» **Stated goal**
Retype the listing that follows, word for word.
****************
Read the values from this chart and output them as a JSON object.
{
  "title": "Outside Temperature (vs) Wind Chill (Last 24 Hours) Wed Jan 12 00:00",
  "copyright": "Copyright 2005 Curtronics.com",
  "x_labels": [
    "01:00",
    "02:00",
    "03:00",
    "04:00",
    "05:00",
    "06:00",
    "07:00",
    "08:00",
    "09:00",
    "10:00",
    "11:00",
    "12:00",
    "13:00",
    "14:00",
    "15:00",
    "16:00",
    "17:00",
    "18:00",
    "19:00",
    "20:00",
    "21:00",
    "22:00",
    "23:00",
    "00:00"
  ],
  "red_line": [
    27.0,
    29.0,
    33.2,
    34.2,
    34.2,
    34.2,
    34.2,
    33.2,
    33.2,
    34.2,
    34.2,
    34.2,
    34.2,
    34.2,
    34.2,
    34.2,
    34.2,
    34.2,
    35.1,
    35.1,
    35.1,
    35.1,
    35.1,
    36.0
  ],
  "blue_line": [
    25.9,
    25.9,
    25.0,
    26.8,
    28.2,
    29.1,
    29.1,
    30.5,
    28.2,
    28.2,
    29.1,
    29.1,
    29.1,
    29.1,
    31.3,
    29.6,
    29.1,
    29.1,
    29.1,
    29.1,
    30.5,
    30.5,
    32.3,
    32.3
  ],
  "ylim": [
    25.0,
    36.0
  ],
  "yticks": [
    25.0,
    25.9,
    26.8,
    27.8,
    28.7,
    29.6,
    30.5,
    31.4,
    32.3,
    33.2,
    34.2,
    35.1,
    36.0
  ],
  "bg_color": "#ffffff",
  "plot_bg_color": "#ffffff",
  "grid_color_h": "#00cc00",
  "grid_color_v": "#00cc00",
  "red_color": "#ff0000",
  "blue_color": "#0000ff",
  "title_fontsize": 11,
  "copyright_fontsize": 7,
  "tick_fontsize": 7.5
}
****************
» **Output of the exercise**
Read the values from this chart and output them as a JSON object.
{
  "title": "Outside Temperature (vs) Wind Chill (Last 24 Hours) Wed Jan 12 00:00",
  "copyright": "Copyright 2005 Curtronics.com",
  "x_labels": [
    "01:00",
    "02:00",
    "03:00",
    "04:00",
    "05:00",
    "06:00",
    "07:00",
    "08:00",
    "09:00",
    "10:00",
    "11:00",
    "12:00",
    "13:00",
    "14:00",
    "15:00",
    "16:00",
    "17:00",
    "18:00",
    "19:00",
    "20:00",
    "21:00",
    "22:00",
    "23:00",
    "00:00"
  ],
  "red_line": [
    27.0,
    29.0,
    33.2,
    34.2,
    34.2,
    34.2,
    34.2,
    33.2,
    33.2,
    34.2,
    34.2,
    34.2,
    34.2,
    34.2,
    34.2,
    34.2,
    34.2,
    34.2,
    35.1,
    35.1,
    35.1,
    35.1,
    35.1,
    36.0
  ],
  "blue_line": [
    25.9,
    25.9,
    25.0,
    26.8,
    28.2,
    29.1,
    29.1,
    30.5,
    28.2,
    28.2,
    29.1,
    29.1,
    29.1,
    29.1,
    31.3,
    29.6,
    29.1,
    29.1,
    29.1,
    29.1,
    30.5,
    30.5,
    32.3,
    32.3
  ],
  "ylim": [
    25.0,
    36.0
  ],
  "yticks": [
    25.0,
    25.9,
    26.8,
    27.8,
    28.7,
    29.6,
    30.5,
    31.4,
    32.3,
    33.2,
    34.2,
    35.1,
    36.0
  ],
  "bg_color": "#ffffff",
  "plot_bg_color": "#ffffff",
  "grid_color_h": "#00cc00",
  "grid_color_v": "#00cc00",
  "red_color": "#ff0000",
  "blue_color": "#0000ff",
  "title_fontsize": 11,
  "copyright_fontsize": 7,
  "tick_fontsize": 7.5
}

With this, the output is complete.